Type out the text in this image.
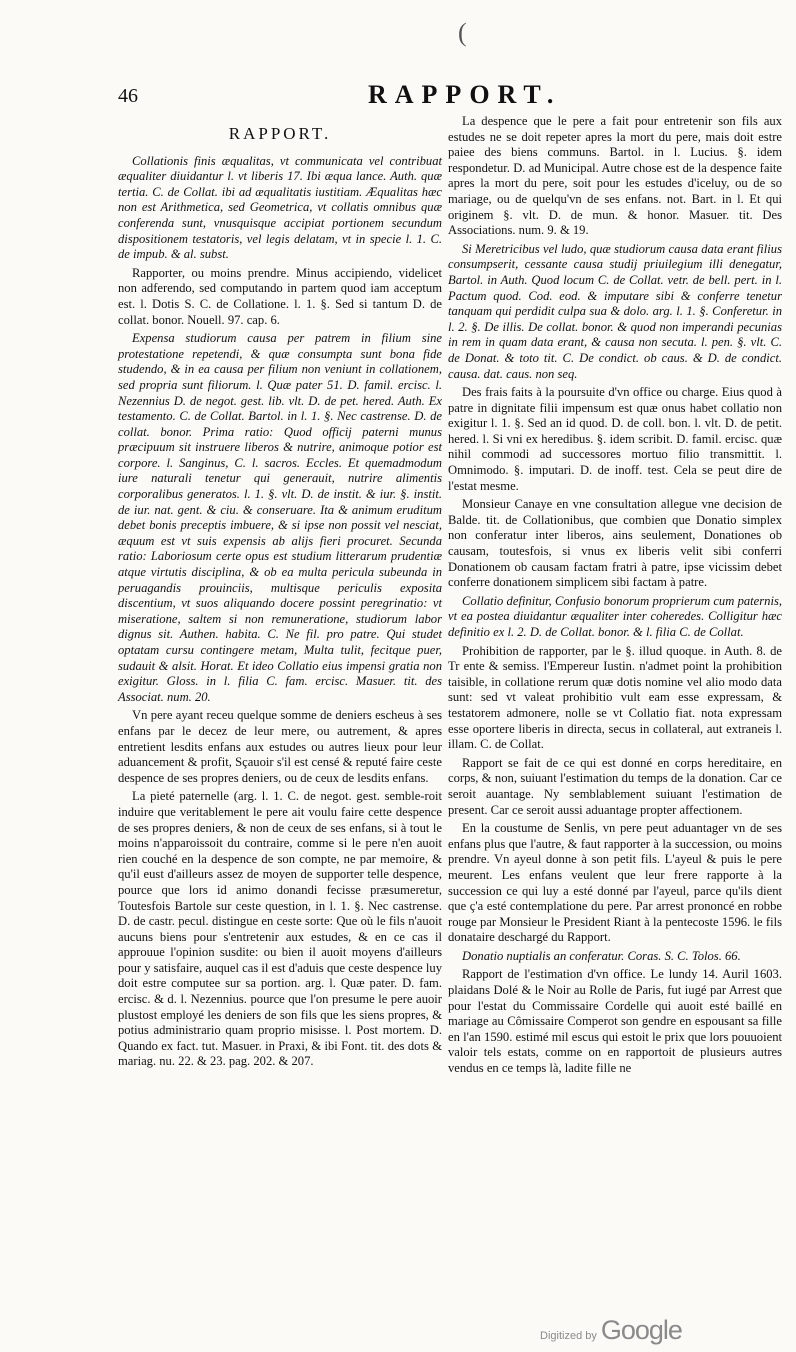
(
46	RAPPORT.
RAPPORT.

Collationis finis æqualitas, vt communicata vel contribuat æqualiter diuidantur l. vt liberis 17. Ibi æqua lance. Auth. quæ tertia. C. de Collat. ibi ad æqualitatis iustitiam. Æqualitas hæc non est Arithmetica, sed Geometrica, vt collatis omnibus quæ conferenda sunt, vnusquisque accipiat portionem secundum dispositionem testatoris, vel legis delatam, vt in specie l. 1. C. de impub. & al. subst.

Rapporter, ou moins prendre. Minus accipiendo, videlicet non adferendo, sed computando in partem quod iam acceptum est. l. Dotis S. C. de Collatione. l. 1. §. Sed si tantum D. de collat. bonor. Nouell. 97. cap. 6.

Expensa studiorum causa per patrem in filium sine protestatione repetendi, & quæ consumpta sunt bona fide studendo, & in ea causa per filium non veniunt in collationem, sed propria sunt filiorum. l. Quæ pater 51. D. famil. ercisc. l. Nezennius D. de negot. gest. lib. vlt. D. de pet. hered. Auth. Ex testamento. C. de Collat. Bartol. in l. 1. §. Nec castrense. D. de collat. bonor. Prima ratio: Quod officij paterni munus præcipuum sit instruere liberos & nutrire, animoque potior est corpore. l. Sanginus, C. l. sacros. Eccles. Et quemadmodum iure naturali tenetur qui generauit, nutrire alimentis corporalibus generatos. l. 1. §. vlt. D. de instit. & iur. §. instit. de iur. nat. gent. & ciu. & conseruare. Ita & animum eruditum debet bonis preceptis imbuere, & si ipse non possit vel nesciat, æquum est vt suis expensis ab alijs fieri procuret. Secunda ratio: Laboriosum certe opus est studium litterarum prudentiæ atque virtutis disciplina, & ob ea multa pericula subeunda in peruagandis prouinciis, multisque periculis exposita discentium, vt suos aliquando docere possint peregrinatio: vt miseratione, saltem si non remuneratione, studiorum labor dignus sit. Authen. habita. C. Ne fil. pro patre. Qui studet optatam cursu contingere metam, Multa tulit, fecitque puer, sudauit & alsit. Horat. Et ideo Collatio eius impensi gratia non exigitur. Gloss. in l. filia C. fam. ercisc. Masuer. tit. des Associat. num. 20.

Vn pere ayant receu quelque somme de deniers escheus à ses enfans par le decez de leur mere, ou autrement, & apres entretient lesdits enfans aux estudes ou autres lieux pour leur aduancement & profit, Sçauoir s'il est censé & reputé faire ceste despence de ses propres deniers, ou de ceux de lesdits enfans.

La pieté paternelle (arg. l. 1. C. de negot. gest. semble-roit induire que veritablement le pere ait voulu faire cette despence de ses propres deniers, & non de ceux de ses enfans, si à tout le moins n'apparoissoit du contraire, comme si le pere n'en auoit rien couché en la despence de son compte, ne par memoire, & qu'il eust d'ailleurs assez de moyen de supporter telle despence, pource que lors id animo donandi fecisse præsumeretur, Toutesfois Bartole sur ceste question, in l. 1. §. Nec castrense. D. de castr. pecul. distingue en ceste sorte: Que où le fils n'auoit aucuns biens pour s'entretenir aux estudes, & en ce cas il approuue l'opinion susdite: ou bien il auoit moyens d'ailleurs pour y satisfaire, auquel cas il est d'aduis que ceste despence luy doit estre computee sur sa portion. arg. l. Quæ pater. D. fam. ercisc. & d. l. Nezennius. pource que l'on presume le pere auoir plustost employé les deniers de son fils que les siens propres, & potius administrario quam proprio misisse. l. Post mortem. D. Quando ex fact. tut. Masuer. in Praxi, & ibi Font. tit. des dots & mariag. nu. 22. & 23. pag. 202. & 207.

La despence que le pere a fait pour entretenir son fils aux estudes ne se doit repeter apres la mort du pere, mais doit estre paiee des biens communs. Bartol. in l. Lucius. §. idem respondetur. D. ad Municipal. Autre chose est de la despence faite apres la mort du pere, soit pour les estudes d'iceluy, ou de so mariage, ou de quelqu'vn de ses enfans. not. Bart. in l. Et qui originem §. vlt. D. de mun. & honor. Masuer. tit. Des Associations. num. 9. & 19.

Si Meretricibus vel ludo, quæ studiorum causa data erant filius consumpserit, cessante causa studij priuilegium illi denegatur, Bartol. in Auth. Quod locum C. de Collat. vetr. de bell. pert. in l. Pactum quod. Cod. eod. & imputare sibi & conferre tenetur tanquam qui perdidit culpa sua & dolo. arg. l. 1. §. Conferetur. in l. 2. §. De illis. De collat. bonor. & quod non imperandi pecunias in rem in quam data erant, & causa non secuta. l. pen. §. vlt. C. de Donat. & toto tit. C. De condict. ob caus. & D. de condict. causa. dat. caus. non seq.

Des frais faits à la poursuite d'vn office ou charge. Eius quod à patre in dignitate filii impensum est quæ onus habet collatio non exigitur l. 1. §. Sed an id quod. D. de coll. bon. l. vlt. D. de petit. hered. l. Si vni ex heredibus. §. idem scribit. D. famil. ercisc. quæ nihil commodi ad successores mortuo filio transmittit. l. Omnimodo. §. imputari. D. de inoff. test. Cela se peut dire de l'estat mesme.

Monsieur Canaye en vne consultation allegue vne decision de Balde. tit. de Collationibus, que combien que Donatio simplex non conferatur inter liberos, ains seulement, Donationes ob causam, toutesfois, si vnus ex liberis velit sibi conferri Donationem ob causam factam fratri à patre, ipse vicissim debet conferre donationem simplicem sibi factam à patre.

Collatio definitur, Confusio bonorum proprierum cum paternis, vt ea postea diuidantur æqualiter inter coheredes. Colligitur hæc definitio ex l. 2. D. de Collat. bonor. & l. filia C. de Collat.

Prohibition de rapporter, par le §. illud quoque. in Auth. 8. de Tr ente & semiss. l'Empereur Iustin. n'admet point la prohibition taisible, in collatione rerum quæ dotis nomine vel alio modo data sunt: sed vt valeat prohibitio vult eam esse expressam, & testatorem admonere, nolle se vt Collatio fiat. nota expressam esse oportere liberis in directa, secus in collateral, aut extraneis l. illam. C. de Collat.

Rapport se fait de ce qui est donné en corps hereditaire, en corps, & non, suiuant l'estimation du temps de la donation. Car ce seroit auantage. Ny semblablement suiuant l'estimation de present. Car ce seroit aussi aduantage propter affectionem.

En la coustume de Senlis, vn pere peut aduantager vn de ses enfans plus que l'autre, & faut rapporter à la succession, ou moins prendre. Vn ayeul donne à son petit fils. L'ayeul & puis le pere meurent. Les enfans veulent que leur frere rapporte à la succession ce qui luy a esté donné par l'ayeul, parce qu'ils dient que ç'a esté contemplatione du pere. Par arrest prononcé en robbe rouge par Monsieur le President Riant à la pentecoste 1596. le fils donataire deschargé du Rapport.

Donatio nuptialis an conferatur. Coras. S. C. Tolos. 66.

Rapport de l'estimation d'vn office. Le lundy 14. Auril 1603. plaidans Dolé & le Noir au Rolle de Paris, fut iugé par Arrest que pour l'estat du Commissaire Cordelle qui auoit esté baillé en mariage au Cômissaire Comperot son gendre en espousant sa fille en l'an 1590. estimé mil escus qui estoit le prix que lors pouuoient valoir tels estats, comme on en rapportoit de plusieurs autres vendus en ce temps là, ladite fille ne

Digitized by Google
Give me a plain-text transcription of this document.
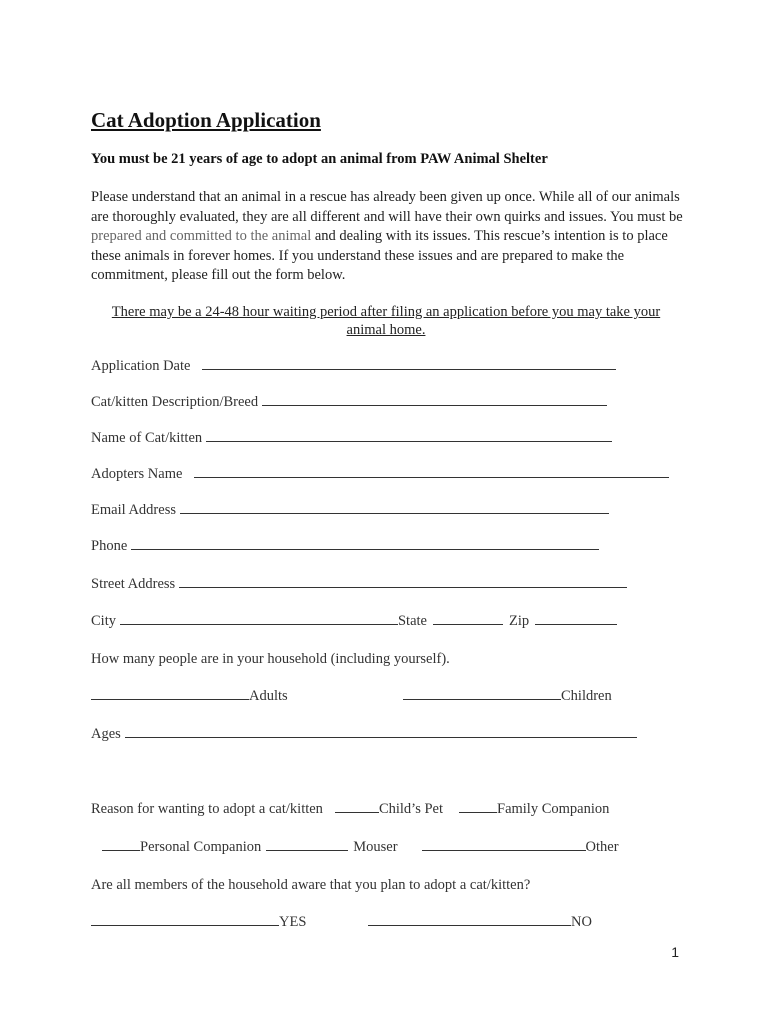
Cat Adoption Application
You must be 21 years of age to adopt an animal from PAW Animal Shelter
Please understand that an animal in a rescue has already been given up once. While all of our animals are thoroughly evaluated, they are all different and will have their own quirks and issues. You must be prepared and committed to the animal and dealing with its issues. This rescue’s intention is to place these animals in forever homes. If you understand these issues and are prepared to make the commitment, please fill out the form below.
There may be a 24-48 hour waiting period after filing an application before you may take your animal home.
Application Date
Cat/kitten Description/Breed
Name of Cat/kitten
Adopters Name
Email Address
Phone
Street Address
City	State	Zip
How many people are in your household (including yourself).
Adults	Children
Ages
Reason for wanting to adopt a cat/kitten	Child’s Pet	Family Companion
Personal Companion	Mouser	Other
Are all members of the household aware that you plan to adopt a cat/kitten?
YES	NO
1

▶ _SET TASK_
Beginning with the line that holds "Give me a plain-text", output each line to the end of the material above, exactly, omitting the pictures.

▶ _TASK SOLUTION_
Give me a plain-text transcription of this document.
Cat Adoption Application
You must be 21 years of age to adopt an animal from PAW Animal Shelter
Please understand that an animal in a rescue has already been given up once. While all of our animals are thoroughly evaluated, they are all different and will have their own quirks and issues. You must be prepared and committed to the animal and dealing with its issues. This rescue’s intention is to place these animals in forever homes. If you understand these issues and are prepared to make the commitment, please fill out the form below.
There may be a 24-48 hour waiting period after filing an application before you may take your animal home.
Application Date
Cat/kitten Description/Breed
Name of Cat/kitten
Adopters Name
Email Address
Phone
Street Address
City	State	Zip
How many people are in your household (including yourself).
Adults	Children
Ages
Reason for wanting to adopt a cat/kitten	Child’s Pet	Family Companion
Personal Companion	Mouser	Other
Are all members of the household aware that you plan to adopt a cat/kitten?
YES	NO
1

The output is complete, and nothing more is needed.